◆ **Given request**: For the data below, report the number of lines that contain the string "Paid" and nothing else.

▽

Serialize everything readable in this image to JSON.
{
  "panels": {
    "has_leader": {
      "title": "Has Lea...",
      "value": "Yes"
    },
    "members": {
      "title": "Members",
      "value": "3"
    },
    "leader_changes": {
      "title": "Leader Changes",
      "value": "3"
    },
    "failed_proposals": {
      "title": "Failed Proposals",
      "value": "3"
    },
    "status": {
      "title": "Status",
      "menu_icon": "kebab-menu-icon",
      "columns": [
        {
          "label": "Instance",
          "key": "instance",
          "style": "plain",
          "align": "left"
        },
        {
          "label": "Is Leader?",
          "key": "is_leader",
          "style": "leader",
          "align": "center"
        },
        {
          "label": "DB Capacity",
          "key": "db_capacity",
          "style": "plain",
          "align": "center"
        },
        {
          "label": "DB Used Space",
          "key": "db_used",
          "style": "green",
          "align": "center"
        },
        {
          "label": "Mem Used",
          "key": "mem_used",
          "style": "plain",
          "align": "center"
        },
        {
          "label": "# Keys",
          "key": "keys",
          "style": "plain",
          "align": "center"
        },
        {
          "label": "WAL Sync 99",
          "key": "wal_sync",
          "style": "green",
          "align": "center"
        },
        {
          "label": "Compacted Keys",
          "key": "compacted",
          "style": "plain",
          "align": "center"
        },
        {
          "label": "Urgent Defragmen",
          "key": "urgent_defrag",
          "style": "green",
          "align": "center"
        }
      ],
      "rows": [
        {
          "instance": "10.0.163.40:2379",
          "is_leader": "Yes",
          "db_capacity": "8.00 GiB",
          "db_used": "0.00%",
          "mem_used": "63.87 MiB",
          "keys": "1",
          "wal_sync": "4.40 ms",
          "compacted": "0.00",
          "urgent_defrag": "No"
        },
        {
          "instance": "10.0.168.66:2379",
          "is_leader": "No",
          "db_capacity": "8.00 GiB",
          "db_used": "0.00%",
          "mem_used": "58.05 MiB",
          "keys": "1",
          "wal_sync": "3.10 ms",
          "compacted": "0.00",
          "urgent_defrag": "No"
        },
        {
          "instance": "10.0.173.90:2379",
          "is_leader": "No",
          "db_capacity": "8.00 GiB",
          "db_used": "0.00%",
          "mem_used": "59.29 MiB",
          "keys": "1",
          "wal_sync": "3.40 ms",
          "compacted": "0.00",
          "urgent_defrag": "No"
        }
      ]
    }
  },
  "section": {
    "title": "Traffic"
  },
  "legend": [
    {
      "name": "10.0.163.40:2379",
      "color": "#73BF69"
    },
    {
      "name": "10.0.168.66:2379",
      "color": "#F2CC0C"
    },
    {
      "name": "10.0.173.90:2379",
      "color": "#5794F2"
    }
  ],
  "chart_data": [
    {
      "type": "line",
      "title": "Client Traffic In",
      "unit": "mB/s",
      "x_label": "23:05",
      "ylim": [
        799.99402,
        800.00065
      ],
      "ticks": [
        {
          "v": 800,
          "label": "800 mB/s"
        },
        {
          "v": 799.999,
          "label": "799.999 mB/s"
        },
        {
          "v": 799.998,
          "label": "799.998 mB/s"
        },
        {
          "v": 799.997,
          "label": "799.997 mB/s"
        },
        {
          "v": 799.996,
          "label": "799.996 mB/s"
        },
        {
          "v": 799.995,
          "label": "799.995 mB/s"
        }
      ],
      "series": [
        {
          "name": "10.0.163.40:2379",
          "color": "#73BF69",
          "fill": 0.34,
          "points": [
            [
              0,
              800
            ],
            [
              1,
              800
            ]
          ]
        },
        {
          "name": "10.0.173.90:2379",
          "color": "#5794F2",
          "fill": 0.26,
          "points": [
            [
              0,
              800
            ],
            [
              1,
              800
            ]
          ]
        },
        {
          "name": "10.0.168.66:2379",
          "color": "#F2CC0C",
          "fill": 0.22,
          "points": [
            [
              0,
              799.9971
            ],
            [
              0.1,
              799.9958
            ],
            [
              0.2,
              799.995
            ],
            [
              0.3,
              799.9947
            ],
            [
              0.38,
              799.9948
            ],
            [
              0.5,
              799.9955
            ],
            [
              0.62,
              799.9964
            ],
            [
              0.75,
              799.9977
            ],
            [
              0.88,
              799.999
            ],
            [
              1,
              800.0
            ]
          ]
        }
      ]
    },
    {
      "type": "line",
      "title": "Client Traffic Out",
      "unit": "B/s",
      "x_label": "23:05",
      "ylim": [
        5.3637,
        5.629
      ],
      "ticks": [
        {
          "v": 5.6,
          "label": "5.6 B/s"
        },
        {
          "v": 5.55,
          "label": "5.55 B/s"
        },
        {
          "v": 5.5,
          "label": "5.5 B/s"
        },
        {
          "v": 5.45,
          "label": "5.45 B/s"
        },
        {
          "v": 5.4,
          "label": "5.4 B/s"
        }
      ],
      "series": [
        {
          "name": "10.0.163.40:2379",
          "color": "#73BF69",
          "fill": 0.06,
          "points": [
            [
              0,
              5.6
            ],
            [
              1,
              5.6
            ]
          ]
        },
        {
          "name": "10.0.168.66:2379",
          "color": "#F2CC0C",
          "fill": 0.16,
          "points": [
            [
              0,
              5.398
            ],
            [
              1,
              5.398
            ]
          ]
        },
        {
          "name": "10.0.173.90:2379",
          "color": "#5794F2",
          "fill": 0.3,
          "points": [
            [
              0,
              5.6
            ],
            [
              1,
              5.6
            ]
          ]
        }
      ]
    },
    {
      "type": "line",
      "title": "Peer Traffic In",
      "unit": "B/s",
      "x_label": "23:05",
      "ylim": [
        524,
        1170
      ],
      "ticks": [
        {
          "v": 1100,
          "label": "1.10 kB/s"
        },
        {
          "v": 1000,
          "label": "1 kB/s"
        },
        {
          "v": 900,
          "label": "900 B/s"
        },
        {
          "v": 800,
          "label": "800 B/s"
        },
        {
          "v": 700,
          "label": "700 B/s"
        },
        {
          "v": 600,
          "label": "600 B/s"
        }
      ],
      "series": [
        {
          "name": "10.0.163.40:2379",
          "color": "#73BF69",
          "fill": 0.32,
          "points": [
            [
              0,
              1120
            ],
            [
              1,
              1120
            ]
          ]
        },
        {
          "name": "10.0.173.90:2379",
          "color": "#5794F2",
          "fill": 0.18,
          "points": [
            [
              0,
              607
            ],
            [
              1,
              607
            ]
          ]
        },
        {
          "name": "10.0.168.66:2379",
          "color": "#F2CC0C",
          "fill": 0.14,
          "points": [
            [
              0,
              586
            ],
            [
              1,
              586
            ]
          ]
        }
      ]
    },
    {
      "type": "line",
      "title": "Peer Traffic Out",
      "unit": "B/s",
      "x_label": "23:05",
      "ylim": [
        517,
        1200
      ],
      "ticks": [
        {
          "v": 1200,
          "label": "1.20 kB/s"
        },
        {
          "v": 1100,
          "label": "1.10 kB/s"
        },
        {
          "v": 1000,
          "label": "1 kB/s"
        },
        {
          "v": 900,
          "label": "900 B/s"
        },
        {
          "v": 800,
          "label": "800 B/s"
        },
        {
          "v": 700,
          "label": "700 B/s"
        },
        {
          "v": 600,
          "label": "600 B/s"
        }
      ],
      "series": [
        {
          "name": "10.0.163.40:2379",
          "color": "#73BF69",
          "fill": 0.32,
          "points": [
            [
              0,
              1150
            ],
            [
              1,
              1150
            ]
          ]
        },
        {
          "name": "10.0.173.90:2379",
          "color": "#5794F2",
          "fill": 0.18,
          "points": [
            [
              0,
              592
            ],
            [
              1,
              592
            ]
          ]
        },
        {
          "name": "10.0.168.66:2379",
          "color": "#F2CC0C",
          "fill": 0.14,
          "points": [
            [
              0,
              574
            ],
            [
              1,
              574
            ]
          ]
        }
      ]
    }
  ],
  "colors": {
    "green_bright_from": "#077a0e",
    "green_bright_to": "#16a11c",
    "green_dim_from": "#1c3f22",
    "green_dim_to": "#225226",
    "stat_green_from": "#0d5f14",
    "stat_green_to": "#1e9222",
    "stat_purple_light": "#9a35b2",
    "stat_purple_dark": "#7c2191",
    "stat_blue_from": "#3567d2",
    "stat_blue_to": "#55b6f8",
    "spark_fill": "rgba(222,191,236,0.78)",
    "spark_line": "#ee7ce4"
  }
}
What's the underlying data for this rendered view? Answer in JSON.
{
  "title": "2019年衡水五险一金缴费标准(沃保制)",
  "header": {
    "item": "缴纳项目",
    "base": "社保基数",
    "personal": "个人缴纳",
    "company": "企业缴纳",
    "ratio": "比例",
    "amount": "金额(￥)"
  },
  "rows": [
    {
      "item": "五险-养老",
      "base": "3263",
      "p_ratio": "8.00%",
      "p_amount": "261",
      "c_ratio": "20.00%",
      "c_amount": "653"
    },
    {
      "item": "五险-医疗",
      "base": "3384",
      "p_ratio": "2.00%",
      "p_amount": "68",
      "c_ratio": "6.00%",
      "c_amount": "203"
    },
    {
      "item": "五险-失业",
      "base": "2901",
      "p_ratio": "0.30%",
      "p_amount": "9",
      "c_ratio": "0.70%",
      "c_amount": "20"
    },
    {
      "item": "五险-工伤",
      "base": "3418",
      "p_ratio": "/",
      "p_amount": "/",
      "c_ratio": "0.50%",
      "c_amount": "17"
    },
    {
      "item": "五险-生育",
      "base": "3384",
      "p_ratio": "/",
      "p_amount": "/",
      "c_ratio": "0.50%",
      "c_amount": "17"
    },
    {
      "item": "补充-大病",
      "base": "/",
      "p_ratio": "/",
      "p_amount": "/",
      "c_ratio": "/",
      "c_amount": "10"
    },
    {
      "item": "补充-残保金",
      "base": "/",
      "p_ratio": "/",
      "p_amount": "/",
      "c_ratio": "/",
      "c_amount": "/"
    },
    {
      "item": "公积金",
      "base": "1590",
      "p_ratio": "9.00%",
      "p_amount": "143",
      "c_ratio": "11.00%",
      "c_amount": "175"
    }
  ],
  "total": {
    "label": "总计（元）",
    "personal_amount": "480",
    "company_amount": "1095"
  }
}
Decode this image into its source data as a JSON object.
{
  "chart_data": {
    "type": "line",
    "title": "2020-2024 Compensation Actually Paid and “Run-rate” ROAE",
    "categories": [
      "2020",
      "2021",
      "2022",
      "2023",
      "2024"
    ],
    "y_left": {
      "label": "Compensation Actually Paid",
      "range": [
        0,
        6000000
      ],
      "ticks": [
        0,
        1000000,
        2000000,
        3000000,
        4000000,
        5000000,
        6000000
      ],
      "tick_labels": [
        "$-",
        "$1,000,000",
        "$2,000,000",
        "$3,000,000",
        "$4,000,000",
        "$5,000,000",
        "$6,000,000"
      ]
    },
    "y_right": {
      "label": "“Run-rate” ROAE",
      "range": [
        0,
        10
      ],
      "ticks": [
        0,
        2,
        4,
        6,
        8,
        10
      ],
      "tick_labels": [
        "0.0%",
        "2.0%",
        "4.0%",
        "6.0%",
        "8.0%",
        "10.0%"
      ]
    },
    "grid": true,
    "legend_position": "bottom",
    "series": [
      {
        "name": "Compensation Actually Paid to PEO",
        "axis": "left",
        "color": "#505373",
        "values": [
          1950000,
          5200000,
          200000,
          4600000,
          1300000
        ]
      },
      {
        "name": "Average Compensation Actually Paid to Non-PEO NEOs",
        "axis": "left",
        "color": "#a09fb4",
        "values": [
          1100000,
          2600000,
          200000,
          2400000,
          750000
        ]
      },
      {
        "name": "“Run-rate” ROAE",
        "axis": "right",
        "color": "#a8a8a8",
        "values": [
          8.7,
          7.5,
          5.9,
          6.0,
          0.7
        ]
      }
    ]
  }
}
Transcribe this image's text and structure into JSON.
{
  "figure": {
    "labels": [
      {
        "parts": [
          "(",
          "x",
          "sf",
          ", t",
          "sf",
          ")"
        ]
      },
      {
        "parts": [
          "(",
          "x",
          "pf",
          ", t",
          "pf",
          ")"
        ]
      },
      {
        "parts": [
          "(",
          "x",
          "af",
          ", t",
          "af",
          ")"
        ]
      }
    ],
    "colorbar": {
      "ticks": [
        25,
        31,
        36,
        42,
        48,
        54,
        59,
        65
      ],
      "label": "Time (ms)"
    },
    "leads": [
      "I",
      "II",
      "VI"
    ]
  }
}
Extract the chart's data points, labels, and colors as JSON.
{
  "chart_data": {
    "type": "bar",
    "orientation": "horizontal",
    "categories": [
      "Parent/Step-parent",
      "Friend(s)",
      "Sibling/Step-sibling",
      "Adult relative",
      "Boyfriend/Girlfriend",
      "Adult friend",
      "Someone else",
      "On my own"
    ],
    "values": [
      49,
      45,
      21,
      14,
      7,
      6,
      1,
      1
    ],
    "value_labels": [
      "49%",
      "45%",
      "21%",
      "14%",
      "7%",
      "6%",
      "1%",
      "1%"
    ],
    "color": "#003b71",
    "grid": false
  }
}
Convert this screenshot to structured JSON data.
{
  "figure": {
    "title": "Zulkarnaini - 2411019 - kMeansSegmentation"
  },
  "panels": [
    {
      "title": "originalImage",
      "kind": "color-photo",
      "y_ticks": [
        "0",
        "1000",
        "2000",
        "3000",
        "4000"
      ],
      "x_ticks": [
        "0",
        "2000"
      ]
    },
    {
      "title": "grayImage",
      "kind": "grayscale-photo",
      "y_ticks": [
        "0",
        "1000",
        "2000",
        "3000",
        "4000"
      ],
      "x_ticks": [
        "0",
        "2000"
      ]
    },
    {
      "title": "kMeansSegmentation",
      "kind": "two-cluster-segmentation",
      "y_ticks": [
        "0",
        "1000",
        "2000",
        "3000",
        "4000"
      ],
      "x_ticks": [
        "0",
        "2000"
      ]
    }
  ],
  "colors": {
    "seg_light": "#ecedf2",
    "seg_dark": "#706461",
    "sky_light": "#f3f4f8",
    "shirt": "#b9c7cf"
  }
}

△

◆ **Complete response**: 4